> Source

-*-*-

Using Snowball

Links to resources

Compiling and running Snowball

When you download Snowball, it already contains a make file to allow you to build and install it, like so:

    make
    sudo make install

The snowball compiler can then be called up with the following syntax,

    snowball F1 [-o[utput] F2]
                [-s[yntax]]
                [-w[idechars]]  [-u[tf8]]
                [-j[ava]]  [-n[ame] C]
                [-ep[refix] S1]  [-vp[refix] S2]
                [-i[nclude] D]
                [-r[untime] P]

For example,

    snowball danish/stem.sbl -o q/danish
    snowball danish/stem.sbl -syntax
    snowball danish/stem.sbl -output q/danish -ep danish_

The first argument,  F1, is the name of the Snowball file to be compiled. If the  -java  option is absent, it produces two outputs, an ANSI C module in  F2.c  and a corresponding header file in  F2.h. If option  -java  is present, Java output is produced in  F2.java.

The  -widechars,  -utf8,  -eprefix  and  -vprefix  options belong with ANSI C generation; the  -name  option with Java generation.

ANSI C generation

In the absence of the  -eprefix  and  -vprefix  options, the list of declared externals in the Snowball program, for example,

    externals ( stem_1 stem_2 moderate )

-*-*-

Spatial annotation lines:
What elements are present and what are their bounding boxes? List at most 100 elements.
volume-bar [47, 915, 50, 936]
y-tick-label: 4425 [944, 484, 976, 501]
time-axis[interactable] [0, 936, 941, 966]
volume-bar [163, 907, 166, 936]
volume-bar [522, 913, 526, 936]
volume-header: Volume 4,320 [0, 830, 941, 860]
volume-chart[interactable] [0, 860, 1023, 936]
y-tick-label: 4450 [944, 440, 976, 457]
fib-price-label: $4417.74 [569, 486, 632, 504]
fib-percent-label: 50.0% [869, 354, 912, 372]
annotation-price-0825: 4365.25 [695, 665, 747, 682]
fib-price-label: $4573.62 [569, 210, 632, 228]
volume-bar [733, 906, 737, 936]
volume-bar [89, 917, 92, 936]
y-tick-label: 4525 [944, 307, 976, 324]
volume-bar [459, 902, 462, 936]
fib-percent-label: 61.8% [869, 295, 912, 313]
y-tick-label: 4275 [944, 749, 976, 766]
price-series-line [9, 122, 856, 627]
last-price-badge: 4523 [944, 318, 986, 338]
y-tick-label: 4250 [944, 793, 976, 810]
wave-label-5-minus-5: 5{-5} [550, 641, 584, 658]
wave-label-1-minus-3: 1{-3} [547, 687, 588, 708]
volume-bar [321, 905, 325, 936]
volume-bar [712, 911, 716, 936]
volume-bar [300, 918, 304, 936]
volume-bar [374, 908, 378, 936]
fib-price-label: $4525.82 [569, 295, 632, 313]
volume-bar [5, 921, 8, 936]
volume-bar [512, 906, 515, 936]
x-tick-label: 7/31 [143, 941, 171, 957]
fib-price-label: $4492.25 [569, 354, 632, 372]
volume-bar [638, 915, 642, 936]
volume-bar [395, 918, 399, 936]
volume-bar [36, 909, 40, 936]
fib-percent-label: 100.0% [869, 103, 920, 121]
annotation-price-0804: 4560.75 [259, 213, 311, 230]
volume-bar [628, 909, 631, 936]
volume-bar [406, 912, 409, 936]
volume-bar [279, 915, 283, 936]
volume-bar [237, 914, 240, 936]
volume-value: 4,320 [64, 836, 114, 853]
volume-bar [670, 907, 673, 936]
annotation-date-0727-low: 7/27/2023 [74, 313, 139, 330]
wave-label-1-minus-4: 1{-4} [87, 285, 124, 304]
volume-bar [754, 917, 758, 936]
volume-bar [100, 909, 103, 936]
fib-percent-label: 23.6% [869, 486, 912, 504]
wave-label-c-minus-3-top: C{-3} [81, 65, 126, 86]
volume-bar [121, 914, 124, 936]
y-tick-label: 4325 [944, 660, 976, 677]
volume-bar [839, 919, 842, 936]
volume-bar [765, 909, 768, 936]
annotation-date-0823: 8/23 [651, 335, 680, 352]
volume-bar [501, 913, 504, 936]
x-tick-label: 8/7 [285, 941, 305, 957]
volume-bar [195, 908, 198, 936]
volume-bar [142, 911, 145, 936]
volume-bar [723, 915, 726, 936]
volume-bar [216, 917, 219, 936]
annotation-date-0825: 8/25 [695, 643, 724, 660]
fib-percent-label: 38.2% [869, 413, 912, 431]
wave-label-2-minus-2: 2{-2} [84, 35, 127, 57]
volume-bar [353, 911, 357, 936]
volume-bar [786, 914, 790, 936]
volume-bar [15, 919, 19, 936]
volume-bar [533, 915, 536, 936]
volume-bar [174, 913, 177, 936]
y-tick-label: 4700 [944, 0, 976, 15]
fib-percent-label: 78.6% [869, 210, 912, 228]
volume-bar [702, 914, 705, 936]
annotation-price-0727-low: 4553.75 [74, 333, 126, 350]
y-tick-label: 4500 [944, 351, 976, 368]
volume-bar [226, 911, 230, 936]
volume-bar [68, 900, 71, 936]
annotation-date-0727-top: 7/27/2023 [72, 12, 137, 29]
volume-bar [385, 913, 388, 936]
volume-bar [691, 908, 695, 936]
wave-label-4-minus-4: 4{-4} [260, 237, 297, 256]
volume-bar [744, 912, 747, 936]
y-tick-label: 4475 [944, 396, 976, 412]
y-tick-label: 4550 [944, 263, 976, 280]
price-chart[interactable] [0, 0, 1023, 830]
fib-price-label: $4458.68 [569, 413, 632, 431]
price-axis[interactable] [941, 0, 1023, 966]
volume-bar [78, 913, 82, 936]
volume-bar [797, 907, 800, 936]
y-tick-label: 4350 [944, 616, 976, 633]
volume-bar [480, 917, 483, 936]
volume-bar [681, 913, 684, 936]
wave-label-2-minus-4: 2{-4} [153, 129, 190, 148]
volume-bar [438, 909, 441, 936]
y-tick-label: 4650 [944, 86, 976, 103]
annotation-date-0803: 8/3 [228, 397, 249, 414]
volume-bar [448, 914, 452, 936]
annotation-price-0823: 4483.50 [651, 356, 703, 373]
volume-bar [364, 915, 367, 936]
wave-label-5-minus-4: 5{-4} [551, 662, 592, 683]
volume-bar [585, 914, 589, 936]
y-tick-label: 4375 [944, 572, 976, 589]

-*-*-

> Exercise objective
Carry the text on using Snowball forward from the point where it stops. These lines are not needed for the work.

> Answer for the task
gives rise to a header file containing,

    extern struct SN_env * create_env(void);
    extern void close_env(struct SN_env * z);

    extern int moderate(struct SN_env * z);
    extern int stem_2(struct SN_env * z);
    extern int stem_1(struct SN_env * z);

If  -eprefix  is used, its string,  S1, is prefixed to each external name, for example

    -eprefix Khotanese_

would give rise to the header file,

    extern struct SN_env * Khotanese_create_env(void);
    extern void Khotanese_close_env(struct SN_env * z);

    extern int Khotanese_moderate(struct SN_env * z);
    extern int Khotanese_stem_2(struct SN_env * z);
    extern int Khotanese_stem_1(struct SN_env * z);

If  -vprefix  is used, all Snowball strings, integers and booleans give rise to a  #define  line in the header file. For example

    -eprefix Khotanese_ -vprefix Khotanese_variable

would give rise the header file,

    extern struct SN_env * Khotanese_create_env(void);
    extern void Khotanese_close_env(struct SN_env * z);

    #define Khotanese_variable_ch (S[0])
    #define Khotanese_variable_Y_found (B[0])
    #define Khotanese_variable_p2 (I[1])
    #define Khotanese_variable_p1 (I[0])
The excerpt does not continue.